Figure collection entries:
○ ○ ○ ○
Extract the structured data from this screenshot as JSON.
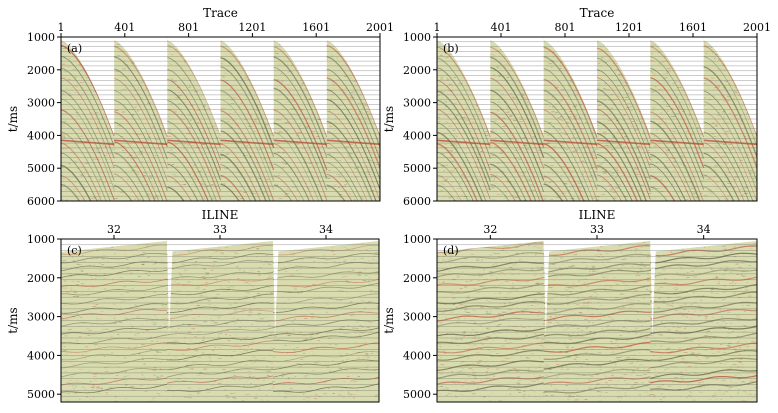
{
  "chart_data": [
    {
      "type": "heatmap",
      "panel_label": "(a)",
      "xlabel": "Trace",
      "x_ticks": [
        "1",
        "401",
        "801",
        "1201",
        "1601",
        "2001"
      ],
      "xlim": [
        1,
        2001
      ],
      "ylabel": "t/ms",
      "y_ticks": [
        "1000",
        "2000",
        "3000",
        "4000",
        "5000",
        "6000"
      ],
      "ylim": [
        1000,
        6000
      ],
      "gather_count": 6,
      "gather_type": "shot"
    },
    {
      "type": "heatmap",
      "panel_label": "(b)",
      "xlabel": "Trace",
      "x_ticks": [
        "1",
        "401",
        "801",
        "1201",
        "1601",
        "2001"
      ],
      "xlim": [
        1,
        2001
      ],
      "ylabel": "t/ms",
      "y_ticks": [
        "1000",
        "2000",
        "3000",
        "4000",
        "5000",
        "6000"
      ],
      "ylim": [
        1000,
        6000
      ],
      "gather_count": 6,
      "gather_type": "shot"
    },
    {
      "type": "heatmap",
      "panel_label": "(c)",
      "xlabel": "ILINE",
      "x_ticks": [
        "32",
        "33",
        "34"
      ],
      "ylabel": "t/ms",
      "y_ticks": [
        "1000",
        "2000",
        "3000",
        "4000",
        "5000"
      ],
      "ylim": [
        1000,
        5200
      ],
      "gather_count": 3,
      "gather_type": "cdp"
    },
    {
      "type": "heatmap",
      "panel_label": "(d)",
      "xlabel": "ILINE",
      "x_ticks": [
        "32",
        "33",
        "34"
      ],
      "ylabel": "t/ms",
      "y_ticks": [
        "1000",
        "2000",
        "3000",
        "4000",
        "5000"
      ],
      "ylim": [
        1000,
        5200
      ],
      "gather_count": 3,
      "gather_type": "cdp"
    }
  ],
  "colors": {
    "background_fill": "#d9dcae",
    "event_red": "#b8422e",
    "event_dark": "#5a5a3a",
    "trace_line": "#707070",
    "muted_zone": "#ffffff"
  }
}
○ ○ ○ ○
Extract the text of all the records above verbatim, excluding pictures.

(Answer below):
Extract the structured data from this screenshot as JSON.
{
  "chart_data": [
    {
      "type": "heatmap",
      "panel_label": "(a)",
      "xlabel": "Trace",
      "x_ticks": [
        "1",
        "401",
        "801",
        "1201",
        "1601",
        "2001"
      ],
      "xlim": [
        1,
        2001
      ],
      "ylabel": "t/ms",
      "y_ticks": [
        "1000",
        "2000",
        "3000",
        "4000",
        "5000",
        "6000"
      ],
      "ylim": [
        1000,
        6000
      ],
      "gather_count": 6,
      "gather_type": "shot"
    },
    {
      "type": "heatmap",
      "panel_label": "(b)",
      "xlabel": "Trace",
      "x_ticks": [
        "1",
        "401",
        "801",
        "1201",
        "1601",
        "2001"
      ],
      "xlim": [
        1,
        2001
      ],
      "ylabel": "t/ms",
      "y_ticks": [
        "1000",
        "2000",
        "3000",
        "4000",
        "5000",
        "6000"
      ],
      "ylim": [
        1000,
        6000
      ],
      "gather_count": 6,
      "gather_type": "shot"
    },
    {
      "type": "heatmap",
      "panel_label": "(c)",
      "xlabel": "ILINE",
      "x_ticks": [
        "32",
        "33",
        "34"
      ],
      "ylabel": "t/ms",
      "y_ticks": [
        "1000",
        "2000",
        "3000",
        "4000",
        "5000"
      ],
      "ylim": [
        1000,
        5200
      ],
      "gather_count": 3,
      "gather_type": "cdp"
    },
    {
      "type": "heatmap",
      "panel_label": "(d)",
      "xlabel": "ILINE",
      "x_ticks": [
        "32",
        "33",
        "34"
      ],
      "ylabel": "t/ms",
      "y_ticks": [
        "1000",
        "2000",
        "3000",
        "4000",
        "5000"
      ],
      "ylim": [
        1000,
        5200
      ],
      "gather_count": 3,
      "gather_type": "cdp"
    }
  ],
  "colors": {
    "background_fill": "#d9dcae",
    "event_red": "#b8422e",
    "event_dark": "#5a5a3a",
    "trace_line": "#707070",
    "muted_zone": "#ffffff"
  }
}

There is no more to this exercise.